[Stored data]
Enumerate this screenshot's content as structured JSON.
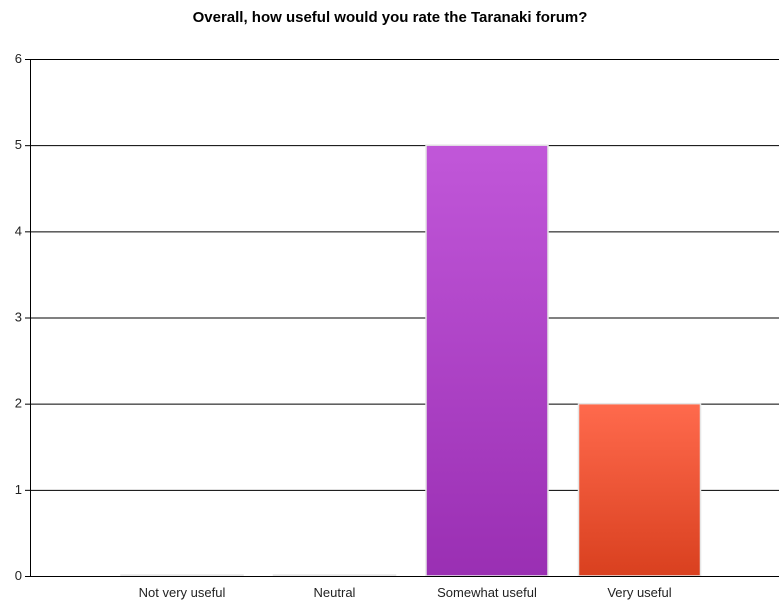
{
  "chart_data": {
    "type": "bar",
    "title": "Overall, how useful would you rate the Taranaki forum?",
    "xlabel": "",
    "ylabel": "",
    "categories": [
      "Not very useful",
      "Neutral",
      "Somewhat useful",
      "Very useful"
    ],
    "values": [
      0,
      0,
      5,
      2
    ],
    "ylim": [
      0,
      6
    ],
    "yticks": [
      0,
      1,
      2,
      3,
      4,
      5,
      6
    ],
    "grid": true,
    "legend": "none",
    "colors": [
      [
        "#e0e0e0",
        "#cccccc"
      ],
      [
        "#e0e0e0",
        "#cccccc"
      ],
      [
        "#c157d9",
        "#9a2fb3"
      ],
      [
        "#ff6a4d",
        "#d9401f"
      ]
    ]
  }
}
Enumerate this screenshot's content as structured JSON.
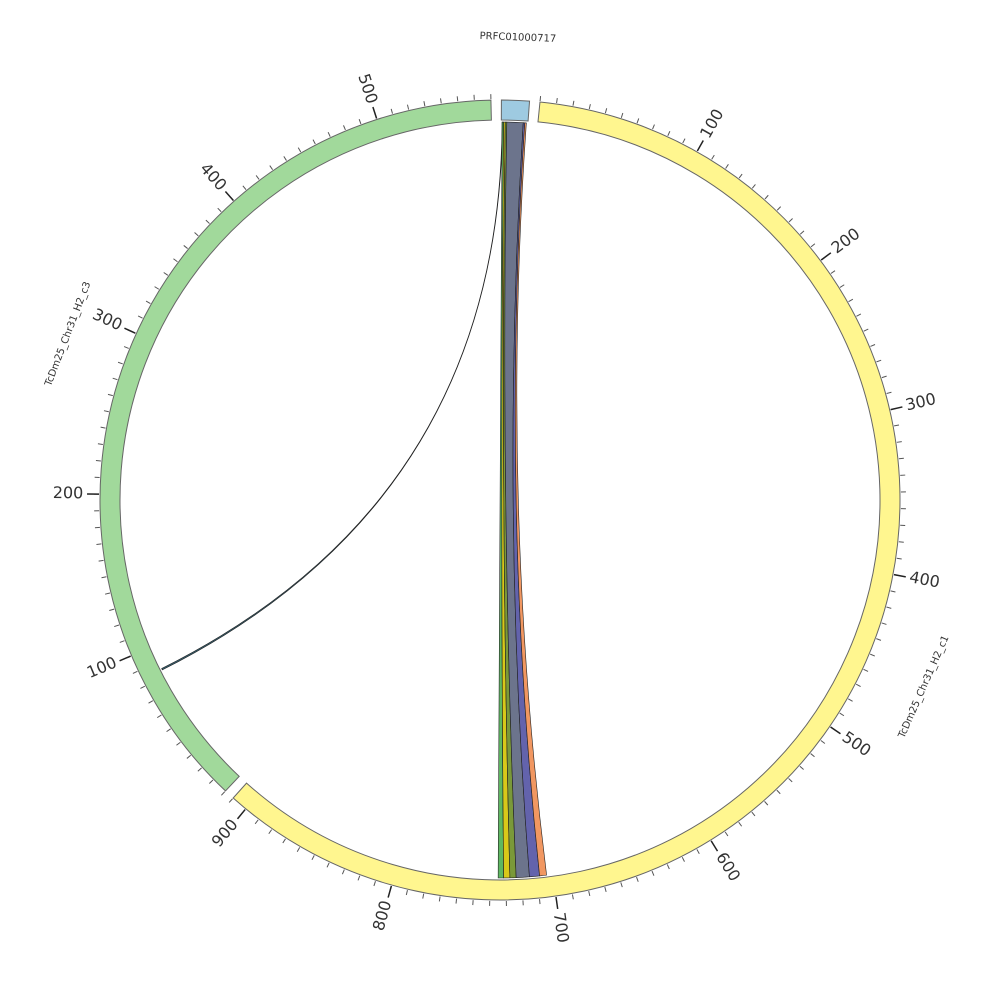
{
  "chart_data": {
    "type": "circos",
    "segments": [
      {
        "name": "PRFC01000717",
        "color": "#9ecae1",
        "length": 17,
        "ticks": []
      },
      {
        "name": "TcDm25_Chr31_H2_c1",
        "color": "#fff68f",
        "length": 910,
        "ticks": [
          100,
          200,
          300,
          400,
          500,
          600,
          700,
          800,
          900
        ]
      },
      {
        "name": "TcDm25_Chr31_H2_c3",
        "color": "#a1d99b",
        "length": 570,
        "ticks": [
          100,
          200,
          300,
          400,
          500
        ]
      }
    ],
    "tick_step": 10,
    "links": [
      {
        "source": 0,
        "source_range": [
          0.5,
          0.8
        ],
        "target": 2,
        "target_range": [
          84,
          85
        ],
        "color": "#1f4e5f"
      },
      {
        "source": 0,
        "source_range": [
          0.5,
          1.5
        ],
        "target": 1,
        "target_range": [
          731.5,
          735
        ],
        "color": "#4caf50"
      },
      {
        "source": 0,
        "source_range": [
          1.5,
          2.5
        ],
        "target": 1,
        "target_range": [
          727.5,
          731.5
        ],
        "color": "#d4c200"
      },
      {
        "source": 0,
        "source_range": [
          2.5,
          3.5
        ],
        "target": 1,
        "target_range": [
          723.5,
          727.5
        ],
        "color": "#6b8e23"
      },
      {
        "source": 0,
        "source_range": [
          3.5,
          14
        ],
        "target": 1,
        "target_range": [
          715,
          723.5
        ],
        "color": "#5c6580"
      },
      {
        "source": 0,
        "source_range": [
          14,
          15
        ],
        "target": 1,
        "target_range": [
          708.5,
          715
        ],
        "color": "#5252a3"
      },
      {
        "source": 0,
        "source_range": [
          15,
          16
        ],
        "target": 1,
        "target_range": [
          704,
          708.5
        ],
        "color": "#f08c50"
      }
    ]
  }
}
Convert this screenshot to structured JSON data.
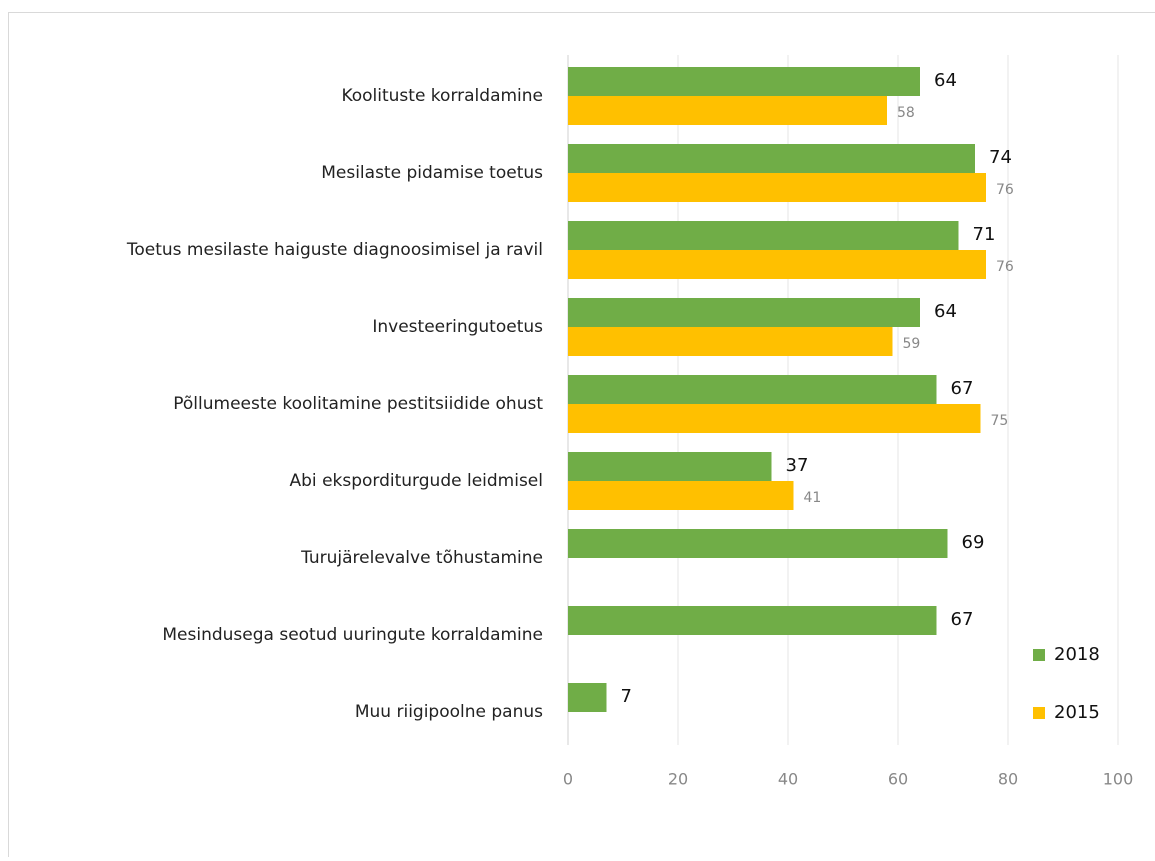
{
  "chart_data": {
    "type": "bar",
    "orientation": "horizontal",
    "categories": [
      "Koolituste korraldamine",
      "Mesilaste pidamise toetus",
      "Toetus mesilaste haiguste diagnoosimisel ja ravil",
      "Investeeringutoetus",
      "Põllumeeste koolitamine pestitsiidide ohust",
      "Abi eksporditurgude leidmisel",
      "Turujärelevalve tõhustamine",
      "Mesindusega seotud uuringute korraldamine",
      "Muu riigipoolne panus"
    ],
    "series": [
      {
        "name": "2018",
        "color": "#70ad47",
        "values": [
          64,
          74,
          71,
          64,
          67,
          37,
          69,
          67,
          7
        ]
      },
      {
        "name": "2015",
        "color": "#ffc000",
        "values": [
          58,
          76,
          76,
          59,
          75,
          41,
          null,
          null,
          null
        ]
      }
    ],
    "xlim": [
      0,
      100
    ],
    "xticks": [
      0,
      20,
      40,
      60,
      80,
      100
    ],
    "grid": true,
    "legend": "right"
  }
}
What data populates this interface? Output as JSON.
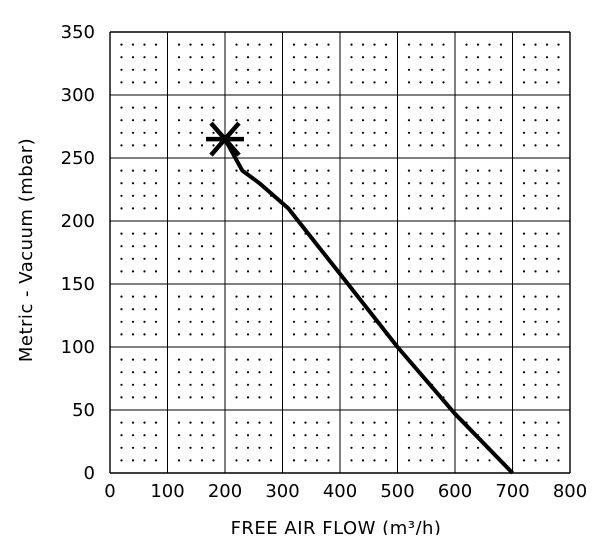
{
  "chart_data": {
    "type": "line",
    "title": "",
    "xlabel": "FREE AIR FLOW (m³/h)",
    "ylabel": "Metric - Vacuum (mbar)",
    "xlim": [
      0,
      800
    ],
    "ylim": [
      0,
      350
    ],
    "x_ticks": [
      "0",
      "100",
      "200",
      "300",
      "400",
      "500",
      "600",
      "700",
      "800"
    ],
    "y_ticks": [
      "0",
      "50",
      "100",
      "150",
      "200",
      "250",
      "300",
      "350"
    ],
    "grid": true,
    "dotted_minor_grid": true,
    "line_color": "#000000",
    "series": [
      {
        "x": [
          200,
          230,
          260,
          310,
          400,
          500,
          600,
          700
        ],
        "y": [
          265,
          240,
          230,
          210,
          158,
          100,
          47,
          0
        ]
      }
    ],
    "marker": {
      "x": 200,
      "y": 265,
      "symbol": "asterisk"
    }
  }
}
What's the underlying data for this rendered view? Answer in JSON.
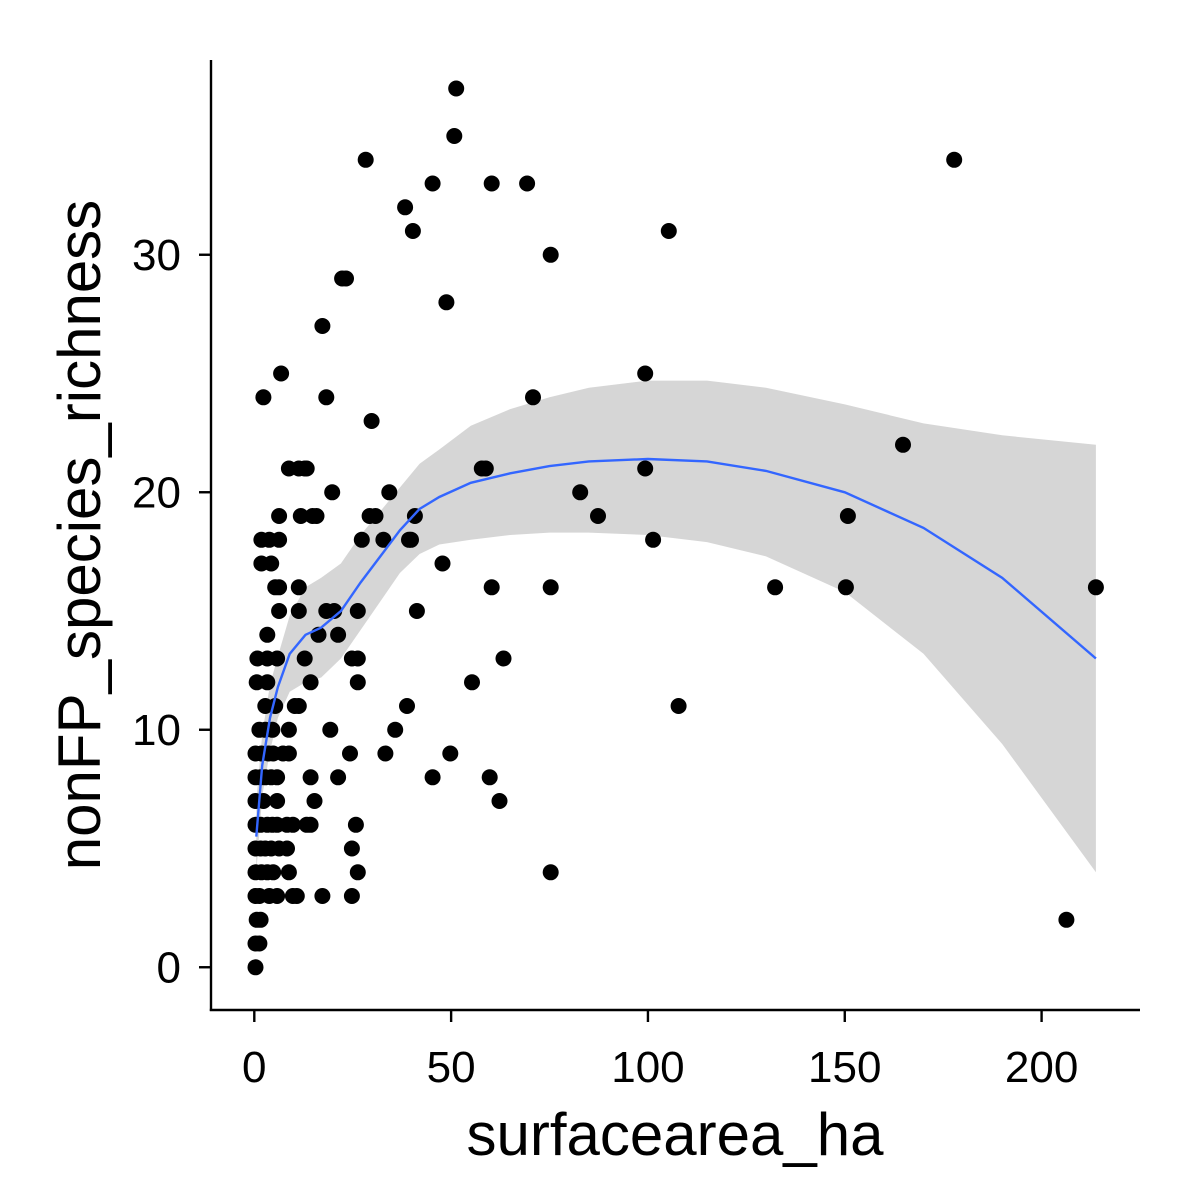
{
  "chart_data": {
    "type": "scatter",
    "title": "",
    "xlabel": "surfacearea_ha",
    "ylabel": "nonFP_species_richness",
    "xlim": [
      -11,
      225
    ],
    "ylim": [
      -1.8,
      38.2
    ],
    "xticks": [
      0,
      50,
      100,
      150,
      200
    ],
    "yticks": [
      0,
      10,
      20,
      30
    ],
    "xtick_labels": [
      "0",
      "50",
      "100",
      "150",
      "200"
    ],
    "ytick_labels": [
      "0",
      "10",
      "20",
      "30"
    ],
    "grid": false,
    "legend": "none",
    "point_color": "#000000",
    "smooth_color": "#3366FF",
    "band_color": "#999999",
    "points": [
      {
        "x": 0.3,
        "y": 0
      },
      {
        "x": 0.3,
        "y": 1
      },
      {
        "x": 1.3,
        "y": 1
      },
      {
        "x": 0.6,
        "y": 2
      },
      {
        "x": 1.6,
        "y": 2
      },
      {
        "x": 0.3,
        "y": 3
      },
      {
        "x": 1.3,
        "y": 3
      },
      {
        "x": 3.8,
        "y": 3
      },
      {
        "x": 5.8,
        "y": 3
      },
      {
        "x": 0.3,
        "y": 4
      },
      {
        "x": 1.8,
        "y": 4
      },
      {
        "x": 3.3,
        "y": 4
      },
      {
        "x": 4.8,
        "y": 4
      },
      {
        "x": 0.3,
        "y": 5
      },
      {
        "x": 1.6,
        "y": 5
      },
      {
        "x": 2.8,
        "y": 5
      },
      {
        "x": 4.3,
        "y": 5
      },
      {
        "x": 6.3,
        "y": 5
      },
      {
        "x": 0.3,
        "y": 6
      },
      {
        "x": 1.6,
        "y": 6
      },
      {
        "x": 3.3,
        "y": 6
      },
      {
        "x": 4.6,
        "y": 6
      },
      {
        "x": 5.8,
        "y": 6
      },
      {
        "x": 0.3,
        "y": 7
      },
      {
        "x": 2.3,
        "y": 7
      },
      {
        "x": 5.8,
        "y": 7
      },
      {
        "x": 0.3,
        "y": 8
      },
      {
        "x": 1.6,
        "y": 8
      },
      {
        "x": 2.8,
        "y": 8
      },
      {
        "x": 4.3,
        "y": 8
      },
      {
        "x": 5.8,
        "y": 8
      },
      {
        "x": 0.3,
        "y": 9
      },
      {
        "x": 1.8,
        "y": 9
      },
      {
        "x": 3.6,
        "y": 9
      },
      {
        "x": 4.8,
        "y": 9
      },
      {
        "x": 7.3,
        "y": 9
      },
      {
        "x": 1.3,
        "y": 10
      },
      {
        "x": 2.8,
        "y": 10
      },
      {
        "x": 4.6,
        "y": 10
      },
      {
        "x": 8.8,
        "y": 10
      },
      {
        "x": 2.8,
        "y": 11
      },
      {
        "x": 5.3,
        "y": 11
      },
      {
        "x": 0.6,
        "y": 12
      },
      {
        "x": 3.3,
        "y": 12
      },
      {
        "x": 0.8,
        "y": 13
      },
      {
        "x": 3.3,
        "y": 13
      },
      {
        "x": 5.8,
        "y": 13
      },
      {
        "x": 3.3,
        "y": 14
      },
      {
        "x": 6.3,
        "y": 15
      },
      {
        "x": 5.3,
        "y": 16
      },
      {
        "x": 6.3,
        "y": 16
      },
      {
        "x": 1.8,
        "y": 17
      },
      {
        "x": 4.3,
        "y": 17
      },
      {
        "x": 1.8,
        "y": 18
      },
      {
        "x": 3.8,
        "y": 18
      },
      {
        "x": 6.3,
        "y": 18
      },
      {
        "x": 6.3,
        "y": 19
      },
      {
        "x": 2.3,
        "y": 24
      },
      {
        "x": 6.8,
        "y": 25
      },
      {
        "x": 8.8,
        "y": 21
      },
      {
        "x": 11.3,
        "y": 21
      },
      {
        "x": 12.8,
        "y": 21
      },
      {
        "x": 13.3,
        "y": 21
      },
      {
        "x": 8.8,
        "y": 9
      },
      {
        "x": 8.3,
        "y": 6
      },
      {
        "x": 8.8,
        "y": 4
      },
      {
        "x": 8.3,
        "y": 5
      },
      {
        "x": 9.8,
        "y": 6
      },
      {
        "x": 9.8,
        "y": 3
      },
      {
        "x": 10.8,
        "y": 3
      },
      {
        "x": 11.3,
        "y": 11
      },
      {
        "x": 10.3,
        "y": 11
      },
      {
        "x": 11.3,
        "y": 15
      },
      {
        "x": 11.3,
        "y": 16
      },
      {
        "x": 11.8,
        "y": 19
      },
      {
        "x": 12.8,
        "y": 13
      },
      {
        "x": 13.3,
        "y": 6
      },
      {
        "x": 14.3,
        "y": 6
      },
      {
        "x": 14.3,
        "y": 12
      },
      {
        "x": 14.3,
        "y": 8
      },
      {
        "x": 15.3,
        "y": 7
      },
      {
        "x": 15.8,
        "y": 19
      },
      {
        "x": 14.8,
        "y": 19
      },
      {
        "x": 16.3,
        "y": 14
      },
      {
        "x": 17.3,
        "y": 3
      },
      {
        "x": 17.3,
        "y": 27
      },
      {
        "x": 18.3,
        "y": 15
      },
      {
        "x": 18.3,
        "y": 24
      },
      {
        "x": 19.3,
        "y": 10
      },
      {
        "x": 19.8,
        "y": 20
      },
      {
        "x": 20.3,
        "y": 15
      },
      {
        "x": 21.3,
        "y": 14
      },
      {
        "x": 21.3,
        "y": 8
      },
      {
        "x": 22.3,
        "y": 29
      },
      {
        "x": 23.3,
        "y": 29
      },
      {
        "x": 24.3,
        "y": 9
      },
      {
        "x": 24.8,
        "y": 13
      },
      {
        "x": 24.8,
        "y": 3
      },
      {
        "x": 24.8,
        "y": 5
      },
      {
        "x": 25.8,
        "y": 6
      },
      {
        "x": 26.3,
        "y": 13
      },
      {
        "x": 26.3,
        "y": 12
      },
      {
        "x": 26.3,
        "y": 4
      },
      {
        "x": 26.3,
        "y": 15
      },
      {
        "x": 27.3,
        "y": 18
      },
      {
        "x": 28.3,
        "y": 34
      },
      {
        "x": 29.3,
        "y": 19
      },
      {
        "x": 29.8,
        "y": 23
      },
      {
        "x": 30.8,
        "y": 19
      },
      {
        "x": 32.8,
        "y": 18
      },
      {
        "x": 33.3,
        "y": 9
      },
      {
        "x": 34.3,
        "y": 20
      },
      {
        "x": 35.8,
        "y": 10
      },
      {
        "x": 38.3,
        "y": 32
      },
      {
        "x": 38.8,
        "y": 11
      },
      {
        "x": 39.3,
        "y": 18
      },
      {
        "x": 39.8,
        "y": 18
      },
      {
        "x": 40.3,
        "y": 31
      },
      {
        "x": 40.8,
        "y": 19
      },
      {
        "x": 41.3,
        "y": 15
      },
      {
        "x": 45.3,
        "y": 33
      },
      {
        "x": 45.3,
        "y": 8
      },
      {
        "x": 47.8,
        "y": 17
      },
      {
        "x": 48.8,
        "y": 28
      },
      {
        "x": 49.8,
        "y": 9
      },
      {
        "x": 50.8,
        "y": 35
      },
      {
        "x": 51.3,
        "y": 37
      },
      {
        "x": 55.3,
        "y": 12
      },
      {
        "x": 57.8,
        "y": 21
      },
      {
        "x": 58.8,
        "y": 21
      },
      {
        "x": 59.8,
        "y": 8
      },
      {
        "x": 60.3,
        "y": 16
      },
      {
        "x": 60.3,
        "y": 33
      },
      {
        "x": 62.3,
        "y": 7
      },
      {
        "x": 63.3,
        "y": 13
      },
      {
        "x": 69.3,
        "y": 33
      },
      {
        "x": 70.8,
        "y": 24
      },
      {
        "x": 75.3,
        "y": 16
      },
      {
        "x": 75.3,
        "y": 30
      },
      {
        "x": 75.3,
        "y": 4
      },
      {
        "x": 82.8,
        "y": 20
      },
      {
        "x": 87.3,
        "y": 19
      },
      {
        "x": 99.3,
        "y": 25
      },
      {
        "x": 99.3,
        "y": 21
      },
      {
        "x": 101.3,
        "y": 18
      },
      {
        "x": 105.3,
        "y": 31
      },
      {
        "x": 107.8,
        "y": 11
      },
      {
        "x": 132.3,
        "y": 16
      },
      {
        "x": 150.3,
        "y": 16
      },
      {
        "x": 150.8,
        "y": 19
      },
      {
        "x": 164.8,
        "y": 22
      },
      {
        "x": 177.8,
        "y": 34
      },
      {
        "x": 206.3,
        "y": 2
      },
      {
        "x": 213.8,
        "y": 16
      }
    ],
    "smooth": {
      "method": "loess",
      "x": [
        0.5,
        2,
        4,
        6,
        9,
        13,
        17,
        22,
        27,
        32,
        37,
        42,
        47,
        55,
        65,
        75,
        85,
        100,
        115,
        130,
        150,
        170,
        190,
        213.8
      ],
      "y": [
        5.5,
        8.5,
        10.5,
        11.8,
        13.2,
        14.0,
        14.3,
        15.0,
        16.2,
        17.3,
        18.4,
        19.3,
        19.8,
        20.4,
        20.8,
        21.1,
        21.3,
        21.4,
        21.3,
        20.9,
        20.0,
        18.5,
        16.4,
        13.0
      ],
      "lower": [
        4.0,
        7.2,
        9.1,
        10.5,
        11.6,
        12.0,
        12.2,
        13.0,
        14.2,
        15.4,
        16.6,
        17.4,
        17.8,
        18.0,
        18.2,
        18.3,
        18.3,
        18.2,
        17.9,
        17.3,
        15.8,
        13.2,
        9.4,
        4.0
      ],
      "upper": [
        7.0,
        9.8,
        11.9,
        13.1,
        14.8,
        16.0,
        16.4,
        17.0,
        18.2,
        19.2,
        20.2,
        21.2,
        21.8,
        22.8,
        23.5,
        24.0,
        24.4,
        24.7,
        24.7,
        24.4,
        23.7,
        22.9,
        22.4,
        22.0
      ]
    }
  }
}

TASK TO COMPLETE ▸ Out of the records, collect only those lines that contain the string "ylabel".

SOLUTION FOR THIS EXERCISE ▸
    "ylabel": "",
    "ylabel": "Metric - Vacuum (mbar)",
    "ylabel": "nonFP_species_richness",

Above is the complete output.